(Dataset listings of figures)
»»

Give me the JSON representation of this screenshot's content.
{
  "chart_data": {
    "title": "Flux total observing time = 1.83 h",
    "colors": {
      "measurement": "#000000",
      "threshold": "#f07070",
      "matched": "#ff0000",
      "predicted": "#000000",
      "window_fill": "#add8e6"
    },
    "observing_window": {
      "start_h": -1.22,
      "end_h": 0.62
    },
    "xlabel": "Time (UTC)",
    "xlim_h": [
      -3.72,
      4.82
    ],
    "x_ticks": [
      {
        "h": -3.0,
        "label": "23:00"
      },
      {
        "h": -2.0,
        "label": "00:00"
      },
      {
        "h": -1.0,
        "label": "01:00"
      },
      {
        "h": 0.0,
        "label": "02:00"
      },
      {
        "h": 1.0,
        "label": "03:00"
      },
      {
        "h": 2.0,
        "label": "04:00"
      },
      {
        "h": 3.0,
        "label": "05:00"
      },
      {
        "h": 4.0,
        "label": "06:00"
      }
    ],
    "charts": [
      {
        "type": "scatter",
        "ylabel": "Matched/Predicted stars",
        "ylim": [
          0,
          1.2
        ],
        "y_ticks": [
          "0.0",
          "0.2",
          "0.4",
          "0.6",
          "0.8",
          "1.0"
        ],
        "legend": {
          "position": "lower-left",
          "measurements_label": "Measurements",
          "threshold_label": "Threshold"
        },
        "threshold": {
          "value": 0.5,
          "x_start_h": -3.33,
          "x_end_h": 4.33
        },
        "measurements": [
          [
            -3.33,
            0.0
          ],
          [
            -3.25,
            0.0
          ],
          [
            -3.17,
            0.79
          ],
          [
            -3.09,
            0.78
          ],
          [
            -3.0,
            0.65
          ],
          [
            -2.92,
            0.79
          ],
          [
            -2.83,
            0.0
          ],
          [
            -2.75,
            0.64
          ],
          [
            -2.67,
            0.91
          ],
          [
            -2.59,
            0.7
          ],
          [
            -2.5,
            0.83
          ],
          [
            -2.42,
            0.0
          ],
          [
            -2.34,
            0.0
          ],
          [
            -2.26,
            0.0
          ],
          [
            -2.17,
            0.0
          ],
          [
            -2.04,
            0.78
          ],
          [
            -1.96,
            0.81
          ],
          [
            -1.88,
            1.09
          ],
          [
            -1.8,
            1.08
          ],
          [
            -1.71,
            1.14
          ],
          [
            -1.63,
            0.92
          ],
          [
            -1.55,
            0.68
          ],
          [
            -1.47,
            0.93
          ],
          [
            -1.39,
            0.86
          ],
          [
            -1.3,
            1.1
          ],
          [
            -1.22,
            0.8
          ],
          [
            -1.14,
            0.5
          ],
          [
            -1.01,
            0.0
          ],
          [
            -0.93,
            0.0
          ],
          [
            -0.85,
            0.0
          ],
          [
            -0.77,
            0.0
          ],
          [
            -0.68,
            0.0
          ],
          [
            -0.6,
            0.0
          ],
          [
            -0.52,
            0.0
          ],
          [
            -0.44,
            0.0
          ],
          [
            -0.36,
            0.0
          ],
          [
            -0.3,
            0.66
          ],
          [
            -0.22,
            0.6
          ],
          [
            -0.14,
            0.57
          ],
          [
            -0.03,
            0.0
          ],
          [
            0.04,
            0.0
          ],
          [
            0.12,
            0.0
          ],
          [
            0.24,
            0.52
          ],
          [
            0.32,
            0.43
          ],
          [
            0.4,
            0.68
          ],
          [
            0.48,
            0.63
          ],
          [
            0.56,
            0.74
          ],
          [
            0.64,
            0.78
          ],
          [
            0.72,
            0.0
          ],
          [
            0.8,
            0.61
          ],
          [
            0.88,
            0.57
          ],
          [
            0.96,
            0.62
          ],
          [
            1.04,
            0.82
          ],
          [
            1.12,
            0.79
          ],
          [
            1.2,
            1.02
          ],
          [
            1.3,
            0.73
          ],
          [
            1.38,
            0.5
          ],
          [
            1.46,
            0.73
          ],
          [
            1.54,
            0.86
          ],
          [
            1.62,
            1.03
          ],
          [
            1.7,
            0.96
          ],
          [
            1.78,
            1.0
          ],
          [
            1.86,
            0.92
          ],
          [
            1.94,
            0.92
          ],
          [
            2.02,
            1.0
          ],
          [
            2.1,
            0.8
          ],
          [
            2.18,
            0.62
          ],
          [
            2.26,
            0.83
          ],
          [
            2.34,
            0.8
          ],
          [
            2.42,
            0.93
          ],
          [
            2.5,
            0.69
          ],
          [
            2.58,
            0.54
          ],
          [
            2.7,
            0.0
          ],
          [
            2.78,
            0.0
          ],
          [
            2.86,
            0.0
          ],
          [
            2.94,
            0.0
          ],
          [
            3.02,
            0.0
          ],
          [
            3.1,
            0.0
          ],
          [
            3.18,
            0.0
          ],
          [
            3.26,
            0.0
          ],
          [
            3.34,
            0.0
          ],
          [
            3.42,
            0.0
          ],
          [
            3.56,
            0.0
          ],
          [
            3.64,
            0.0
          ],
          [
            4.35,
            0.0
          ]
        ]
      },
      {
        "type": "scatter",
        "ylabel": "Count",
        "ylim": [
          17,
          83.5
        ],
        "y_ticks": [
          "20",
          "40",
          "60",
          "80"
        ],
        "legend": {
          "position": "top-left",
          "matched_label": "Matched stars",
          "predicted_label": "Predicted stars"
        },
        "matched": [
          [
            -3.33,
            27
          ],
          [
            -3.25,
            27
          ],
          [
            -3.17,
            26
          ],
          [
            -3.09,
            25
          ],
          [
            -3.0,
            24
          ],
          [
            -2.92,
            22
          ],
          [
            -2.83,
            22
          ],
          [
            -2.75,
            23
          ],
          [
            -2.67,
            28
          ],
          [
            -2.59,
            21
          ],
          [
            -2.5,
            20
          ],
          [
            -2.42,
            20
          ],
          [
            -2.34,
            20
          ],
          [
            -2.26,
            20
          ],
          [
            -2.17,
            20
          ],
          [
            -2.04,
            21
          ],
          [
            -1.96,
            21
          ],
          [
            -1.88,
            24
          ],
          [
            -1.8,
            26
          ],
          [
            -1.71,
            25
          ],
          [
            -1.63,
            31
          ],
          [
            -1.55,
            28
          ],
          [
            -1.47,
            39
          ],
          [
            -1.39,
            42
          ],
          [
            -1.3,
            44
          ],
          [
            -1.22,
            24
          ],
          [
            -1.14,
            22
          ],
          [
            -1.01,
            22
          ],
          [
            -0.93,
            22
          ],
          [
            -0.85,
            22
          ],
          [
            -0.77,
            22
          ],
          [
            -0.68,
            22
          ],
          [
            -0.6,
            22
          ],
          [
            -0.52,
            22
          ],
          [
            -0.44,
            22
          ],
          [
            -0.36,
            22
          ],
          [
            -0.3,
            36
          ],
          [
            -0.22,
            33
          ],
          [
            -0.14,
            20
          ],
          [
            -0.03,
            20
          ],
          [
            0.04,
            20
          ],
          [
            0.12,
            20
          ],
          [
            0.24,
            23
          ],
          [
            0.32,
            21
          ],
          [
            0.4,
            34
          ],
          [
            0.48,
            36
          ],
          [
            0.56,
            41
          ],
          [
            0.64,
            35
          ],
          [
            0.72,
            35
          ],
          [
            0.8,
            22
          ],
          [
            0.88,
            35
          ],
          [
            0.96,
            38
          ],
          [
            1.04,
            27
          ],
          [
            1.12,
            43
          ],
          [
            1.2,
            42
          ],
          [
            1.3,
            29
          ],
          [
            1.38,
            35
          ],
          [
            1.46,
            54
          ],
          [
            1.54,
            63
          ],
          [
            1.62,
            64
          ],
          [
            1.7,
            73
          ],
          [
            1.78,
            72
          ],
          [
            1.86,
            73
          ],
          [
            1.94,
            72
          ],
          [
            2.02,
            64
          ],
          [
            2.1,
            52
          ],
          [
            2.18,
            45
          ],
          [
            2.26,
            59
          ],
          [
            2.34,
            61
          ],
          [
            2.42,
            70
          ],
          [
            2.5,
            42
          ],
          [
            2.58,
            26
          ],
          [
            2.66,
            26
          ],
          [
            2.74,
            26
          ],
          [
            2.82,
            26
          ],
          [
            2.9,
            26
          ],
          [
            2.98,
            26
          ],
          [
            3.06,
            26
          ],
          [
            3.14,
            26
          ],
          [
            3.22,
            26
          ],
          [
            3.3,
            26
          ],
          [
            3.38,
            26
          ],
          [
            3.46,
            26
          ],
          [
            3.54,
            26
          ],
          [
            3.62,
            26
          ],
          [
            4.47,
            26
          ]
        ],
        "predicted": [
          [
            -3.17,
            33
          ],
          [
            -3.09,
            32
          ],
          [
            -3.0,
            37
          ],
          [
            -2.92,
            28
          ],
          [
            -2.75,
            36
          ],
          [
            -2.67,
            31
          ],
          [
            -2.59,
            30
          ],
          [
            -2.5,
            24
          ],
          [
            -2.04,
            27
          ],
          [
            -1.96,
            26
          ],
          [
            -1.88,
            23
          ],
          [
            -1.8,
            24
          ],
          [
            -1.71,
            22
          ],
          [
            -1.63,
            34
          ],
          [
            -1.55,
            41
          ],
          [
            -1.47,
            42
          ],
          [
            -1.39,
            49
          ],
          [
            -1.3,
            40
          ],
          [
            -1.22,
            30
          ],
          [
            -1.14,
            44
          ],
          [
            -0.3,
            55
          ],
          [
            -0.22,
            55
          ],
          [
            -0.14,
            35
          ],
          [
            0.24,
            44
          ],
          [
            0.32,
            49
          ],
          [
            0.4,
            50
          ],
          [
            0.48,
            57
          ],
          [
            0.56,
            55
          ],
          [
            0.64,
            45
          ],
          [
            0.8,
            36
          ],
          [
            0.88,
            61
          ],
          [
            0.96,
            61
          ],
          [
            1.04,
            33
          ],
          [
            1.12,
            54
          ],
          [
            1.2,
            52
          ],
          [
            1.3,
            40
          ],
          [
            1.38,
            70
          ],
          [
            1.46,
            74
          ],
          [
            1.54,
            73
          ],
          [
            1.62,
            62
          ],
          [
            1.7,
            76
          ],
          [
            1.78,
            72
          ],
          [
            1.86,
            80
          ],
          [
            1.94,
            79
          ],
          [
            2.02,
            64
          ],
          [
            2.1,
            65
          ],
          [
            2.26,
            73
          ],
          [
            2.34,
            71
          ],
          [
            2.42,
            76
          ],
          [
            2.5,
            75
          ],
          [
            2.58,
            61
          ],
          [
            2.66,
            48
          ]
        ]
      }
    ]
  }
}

««

# DESCRIPTION OF THE TASK
Extract all lines from the material above that include the word "stars".

# EXERCISE ANSWER
        "ylabel": "Matched/Predicted stars",
          "matched_label": "Matched stars",
          "predicted_label": "Predicted stars"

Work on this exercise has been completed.